Copy these lines verbatim.
::::
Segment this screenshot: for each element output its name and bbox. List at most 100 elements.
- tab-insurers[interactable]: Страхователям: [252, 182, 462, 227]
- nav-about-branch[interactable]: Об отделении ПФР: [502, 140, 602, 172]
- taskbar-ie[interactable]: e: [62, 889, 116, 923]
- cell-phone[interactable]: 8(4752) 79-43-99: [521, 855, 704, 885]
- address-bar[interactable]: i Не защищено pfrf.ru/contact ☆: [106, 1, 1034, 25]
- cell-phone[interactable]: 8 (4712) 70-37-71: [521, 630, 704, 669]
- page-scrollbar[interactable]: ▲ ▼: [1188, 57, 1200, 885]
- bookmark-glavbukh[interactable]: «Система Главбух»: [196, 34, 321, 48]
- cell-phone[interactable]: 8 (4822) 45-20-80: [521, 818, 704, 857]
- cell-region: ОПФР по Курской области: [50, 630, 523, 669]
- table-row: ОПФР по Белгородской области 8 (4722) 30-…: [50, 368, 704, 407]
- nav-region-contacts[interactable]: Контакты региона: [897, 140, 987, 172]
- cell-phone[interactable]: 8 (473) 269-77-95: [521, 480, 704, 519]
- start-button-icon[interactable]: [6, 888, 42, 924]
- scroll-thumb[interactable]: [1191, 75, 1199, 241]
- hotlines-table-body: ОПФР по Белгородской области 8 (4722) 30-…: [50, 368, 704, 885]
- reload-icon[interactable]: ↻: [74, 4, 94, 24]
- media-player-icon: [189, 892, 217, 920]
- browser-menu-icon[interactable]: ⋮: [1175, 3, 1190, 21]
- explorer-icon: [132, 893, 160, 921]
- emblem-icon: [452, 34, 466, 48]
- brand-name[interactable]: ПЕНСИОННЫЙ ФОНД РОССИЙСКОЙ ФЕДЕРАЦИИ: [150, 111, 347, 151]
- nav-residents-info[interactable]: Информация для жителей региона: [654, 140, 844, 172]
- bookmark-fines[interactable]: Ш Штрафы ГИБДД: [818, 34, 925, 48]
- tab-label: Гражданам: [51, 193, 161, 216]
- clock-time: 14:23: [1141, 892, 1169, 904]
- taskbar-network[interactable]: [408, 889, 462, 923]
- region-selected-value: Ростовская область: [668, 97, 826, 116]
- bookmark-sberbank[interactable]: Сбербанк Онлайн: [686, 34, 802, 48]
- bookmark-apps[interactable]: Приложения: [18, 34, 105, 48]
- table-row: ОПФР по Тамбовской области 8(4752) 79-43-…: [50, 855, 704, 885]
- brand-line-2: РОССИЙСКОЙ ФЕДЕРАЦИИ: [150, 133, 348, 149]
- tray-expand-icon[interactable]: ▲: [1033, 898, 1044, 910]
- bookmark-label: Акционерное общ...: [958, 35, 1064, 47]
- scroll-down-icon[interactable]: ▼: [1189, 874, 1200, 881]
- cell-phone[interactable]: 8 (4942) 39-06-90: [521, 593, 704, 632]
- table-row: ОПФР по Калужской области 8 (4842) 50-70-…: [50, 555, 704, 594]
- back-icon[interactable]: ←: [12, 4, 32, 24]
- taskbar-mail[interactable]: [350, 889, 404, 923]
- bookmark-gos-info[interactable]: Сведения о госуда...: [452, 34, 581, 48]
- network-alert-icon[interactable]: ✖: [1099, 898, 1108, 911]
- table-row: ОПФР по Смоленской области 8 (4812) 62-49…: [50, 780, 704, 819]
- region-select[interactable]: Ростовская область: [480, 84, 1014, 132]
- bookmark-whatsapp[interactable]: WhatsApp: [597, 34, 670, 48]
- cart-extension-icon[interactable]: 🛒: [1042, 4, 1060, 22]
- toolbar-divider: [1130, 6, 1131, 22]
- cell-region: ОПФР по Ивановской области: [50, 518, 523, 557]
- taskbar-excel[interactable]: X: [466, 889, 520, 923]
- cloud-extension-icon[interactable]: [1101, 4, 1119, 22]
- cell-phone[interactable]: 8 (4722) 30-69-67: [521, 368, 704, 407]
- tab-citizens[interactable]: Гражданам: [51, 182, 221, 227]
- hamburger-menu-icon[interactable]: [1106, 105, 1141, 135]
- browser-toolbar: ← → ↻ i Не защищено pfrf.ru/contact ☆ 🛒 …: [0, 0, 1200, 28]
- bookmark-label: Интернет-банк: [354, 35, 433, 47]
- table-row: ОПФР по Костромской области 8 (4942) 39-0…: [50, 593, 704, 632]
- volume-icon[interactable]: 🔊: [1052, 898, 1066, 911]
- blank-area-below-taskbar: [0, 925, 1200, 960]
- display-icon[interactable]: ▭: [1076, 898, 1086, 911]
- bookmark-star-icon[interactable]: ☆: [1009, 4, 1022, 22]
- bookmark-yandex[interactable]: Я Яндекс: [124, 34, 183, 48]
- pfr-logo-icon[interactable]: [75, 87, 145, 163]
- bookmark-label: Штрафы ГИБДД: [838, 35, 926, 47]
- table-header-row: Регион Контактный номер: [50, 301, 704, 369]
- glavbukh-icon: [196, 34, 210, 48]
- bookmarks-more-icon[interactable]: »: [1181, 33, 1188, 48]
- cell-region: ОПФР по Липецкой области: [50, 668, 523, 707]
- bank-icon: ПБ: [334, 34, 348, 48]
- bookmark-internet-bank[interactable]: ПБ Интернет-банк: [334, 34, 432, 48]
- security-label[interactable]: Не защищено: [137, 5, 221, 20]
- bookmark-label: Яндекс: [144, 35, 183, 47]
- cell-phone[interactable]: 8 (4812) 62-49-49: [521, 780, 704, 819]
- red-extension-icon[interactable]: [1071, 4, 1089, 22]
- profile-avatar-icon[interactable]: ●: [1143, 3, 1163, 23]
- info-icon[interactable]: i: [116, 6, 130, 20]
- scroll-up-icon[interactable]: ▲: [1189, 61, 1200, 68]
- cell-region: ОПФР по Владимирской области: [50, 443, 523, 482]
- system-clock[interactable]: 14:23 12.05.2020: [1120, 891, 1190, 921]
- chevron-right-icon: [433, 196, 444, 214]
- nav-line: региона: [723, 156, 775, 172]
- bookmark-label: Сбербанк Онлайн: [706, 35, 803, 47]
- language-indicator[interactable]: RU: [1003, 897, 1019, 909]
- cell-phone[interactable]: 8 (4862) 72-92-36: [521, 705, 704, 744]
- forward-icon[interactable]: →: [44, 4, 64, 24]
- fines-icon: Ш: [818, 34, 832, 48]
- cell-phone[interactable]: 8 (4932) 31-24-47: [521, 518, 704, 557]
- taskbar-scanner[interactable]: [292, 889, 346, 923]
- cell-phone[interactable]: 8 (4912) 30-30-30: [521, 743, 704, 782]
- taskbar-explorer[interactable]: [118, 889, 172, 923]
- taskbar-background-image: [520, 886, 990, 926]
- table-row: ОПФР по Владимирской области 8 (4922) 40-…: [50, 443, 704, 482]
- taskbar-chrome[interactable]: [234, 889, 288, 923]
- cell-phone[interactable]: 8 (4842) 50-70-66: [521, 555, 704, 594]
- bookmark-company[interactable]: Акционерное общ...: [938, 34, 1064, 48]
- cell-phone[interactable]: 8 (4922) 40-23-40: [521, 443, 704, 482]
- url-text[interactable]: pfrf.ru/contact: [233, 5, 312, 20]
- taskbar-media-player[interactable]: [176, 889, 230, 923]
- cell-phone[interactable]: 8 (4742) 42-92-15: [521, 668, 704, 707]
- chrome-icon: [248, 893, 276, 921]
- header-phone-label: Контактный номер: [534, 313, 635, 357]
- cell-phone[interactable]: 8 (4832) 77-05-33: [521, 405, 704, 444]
::::
_PROBLEM SOLUTION:_
Segment this screenshot: for each element output its name and bbox. List at most 100 elements.
- tab-insurers[interactable]: Страхователям: [252, 182, 462, 227]
- nav-about-branch[interactable]: Об отделении ПФР: [502, 140, 602, 172]
- taskbar-ie[interactable]: e: [62, 889, 116, 923]
- cell-phone[interactable]: 8(4752) 79-43-99: [521, 855, 704, 885]
- address-bar[interactable]: i Не защищено pfrf.ru/contact ☆: [106, 1, 1034, 25]
- cell-phone[interactable]: 8 (4712) 70-37-71: [521, 630, 704, 669]
- page-scrollbar[interactable]: ▲ ▼: [1188, 57, 1200, 885]
- bookmark-glavbukh[interactable]: «Система Главбух»: [196, 34, 321, 48]
- cell-phone[interactable]: 8 (4822) 45-20-80: [521, 818, 704, 857]
- cell-region: ОПФР по Курской области: [50, 630, 523, 669]
- table-row: ОПФР по Белгородской области 8 (4722) 30-…: [50, 368, 704, 407]
- nav-region-contacts[interactable]: Контакты региона: [897, 140, 987, 172]
- cell-phone[interactable]: 8 (473) 269-77-95: [521, 480, 704, 519]
- start-button-icon[interactable]: [6, 888, 42, 924]
- scroll-thumb[interactable]: [1191, 75, 1199, 241]
- hotlines-table-body: ОПФР по Белгородской области 8 (4722) 30-…: [50, 368, 704, 885]
- reload-icon[interactable]: ↻: [74, 4, 94, 24]
- media-player-icon: [189, 892, 217, 920]
- browser-menu-icon[interactable]: ⋮: [1175, 3, 1190, 21]
- explorer-icon: [132, 893, 160, 921]
- emblem-icon: [452, 34, 466, 48]
- brand-name[interactable]: ПЕНСИОННЫЙ ФОНД РОССИЙСКОЙ ФЕДЕРАЦИИ: [150, 111, 347, 151]
- nav-residents-info[interactable]: Информация для жителей региона: [654, 140, 844, 172]
- bookmark-fines[interactable]: Ш Штрафы ГИБДД: [818, 34, 925, 48]
- tab-label: Гражданам: [51, 193, 161, 216]
- clock-time: 14:23: [1141, 892, 1169, 904]
- taskbar-network[interactable]: [408, 889, 462, 923]
- region-selected-value: Ростовская область: [668, 97, 826, 116]
- bookmark-sberbank[interactable]: Сбербанк Онлайн: [686, 34, 802, 48]
- bookmark-apps[interactable]: Приложения: [18, 34, 105, 48]
- table-row: ОПФР по Тамбовской области 8(4752) 79-43-…: [50, 855, 704, 885]
- brand-line-2: РОССИЙСКОЙ ФЕДЕРАЦИИ: [150, 133, 348, 149]
- tray-expand-icon[interactable]: ▲: [1033, 898, 1044, 910]
- bookmark-label: Акционерное общ...: [958, 35, 1064, 47]
- scroll-down-icon[interactable]: ▼: [1189, 874, 1200, 881]
- cell-phone[interactable]: 8 (4942) 39-06-90: [521, 593, 704, 632]
- table-row: ОПФР по Калужской области 8 (4842) 50-70-…: [50, 555, 704, 594]
- back-icon[interactable]: ←: [12, 4, 32, 24]
- taskbar-mail[interactable]: [350, 889, 404, 923]
- bookmark-gos-info[interactable]: Сведения о госуда...: [452, 34, 581, 48]
- network-alert-icon[interactable]: ✖: [1099, 898, 1108, 911]
- table-row: ОПФР по Смоленской области 8 (4812) 62-49…: [50, 780, 704, 819]
- region-select[interactable]: Ростовская область: [480, 84, 1014, 132]
- bookmark-whatsapp[interactable]: WhatsApp: [597, 34, 670, 48]
- cart-extension-icon[interactable]: 🛒: [1042, 4, 1060, 22]
- toolbar-divider: [1130, 6, 1131, 22]
- cell-region: ОПФР по Ивановской области: [50, 518, 523, 557]
- taskbar-excel[interactable]: X: [466, 889, 520, 923]
- cloud-extension-icon[interactable]: [1101, 4, 1119, 22]
- cell-phone[interactable]: 8 (4722) 30-69-67: [521, 368, 704, 407]
- tab-citizens[interactable]: Гражданам: [51, 182, 221, 227]
- hamburger-menu-icon[interactable]: [1106, 105, 1141, 135]
- browser-toolbar: ← → ↻ i Не защищено pfrf.ru/contact ☆ 🛒 …: [0, 0, 1200, 28]
- bookmark-label: Интернет-банк: [354, 35, 433, 47]
- table-row: ОПФР по Костромской области 8 (4942) 39-0…: [50, 593, 704, 632]
- volume-icon[interactable]: 🔊: [1052, 898, 1066, 911]
- blank-area-below-taskbar: [0, 925, 1200, 960]
- display-icon[interactable]: ▭: [1076, 898, 1086, 911]
- bookmark-star-icon[interactable]: ☆: [1009, 4, 1022, 22]
- bookmark-yandex[interactable]: Я Яндекс: [124, 34, 183, 48]
- pfr-logo-icon[interactable]: [75, 87, 145, 163]
- bookmark-label: Штрафы ГИБДД: [838, 35, 926, 47]
- table-header-row: Регион Контактный номер: [50, 301, 704, 369]
- glavbukh-icon: [196, 34, 210, 48]
- bookmarks-more-icon[interactable]: »: [1181, 33, 1188, 48]
- cell-region: ОПФР по Липецкой области: [50, 668, 523, 707]
- bank-icon: ПБ: [334, 34, 348, 48]
- bookmark-internet-bank[interactable]: ПБ Интернет-банк: [334, 34, 432, 48]
- security-label[interactable]: Не защищено: [137, 5, 221, 20]
- bookmark-label: Яндекс: [144, 35, 183, 47]
- cell-phone[interactable]: 8 (4812) 62-49-49: [521, 780, 704, 819]
- red-extension-icon[interactable]: [1071, 4, 1089, 22]
- profile-avatar-icon[interactable]: ●: [1143, 3, 1163, 23]
- info-icon[interactable]: i: [116, 6, 130, 20]
- scroll-up-icon[interactable]: ▲: [1189, 61, 1200, 68]
- cell-region: ОПФР по Владимирской области: [50, 443, 523, 482]
- system-clock[interactable]: 14:23 12.05.2020: [1120, 891, 1190, 921]
- chevron-right-icon: [433, 196, 444, 214]
- nav-line: региона: [723, 156, 775, 172]
- bookmark-label: Сбербанк Онлайн: [706, 35, 803, 47]
- language-indicator[interactable]: RU: [1003, 897, 1019, 909]
- cell-phone[interactable]: 8 (4862) 72-92-36: [521, 705, 704, 744]
- forward-icon[interactable]: →: [44, 4, 64, 24]
- fines-icon: Ш: [818, 34, 832, 48]
- cell-phone[interactable]: 8 (4932) 31-24-47: [521, 518, 704, 557]
- taskbar-scanner[interactable]: [292, 889, 346, 923]
- cell-phone[interactable]: 8 (4912) 30-30-30: [521, 743, 704, 782]
- taskbar-explorer[interactable]: [118, 889, 172, 923]
- taskbar-background-image: [520, 886, 990, 926]
- table-row: ОПФР по Владимирской области 8 (4922) 40-…: [50, 443, 704, 482]
- taskbar-chrome[interactable]: [234, 889, 288, 923]
- cell-phone[interactable]: 8 (4842) 50-70-66: [521, 555, 704, 594]
- bookmark-company[interactable]: Акционерное общ...: [938, 34, 1064, 48]
- cell-phone[interactable]: 8 (4922) 40-23-40: [521, 443, 704, 482]
- url-text[interactable]: pfrf.ru/contact: [233, 5, 312, 20]
- taskbar-media-player[interactable]: [176, 889, 230, 923]
- cell-phone[interactable]: 8 (4742) 42-92-15: [521, 668, 704, 707]
- chrome-icon: [248, 893, 276, 921]
- header-phone-label: Контактный номер: [534, 313, 635, 357]
- cell-phone[interactable]: 8 (4832) 77-05-33: [521, 405, 704, 444]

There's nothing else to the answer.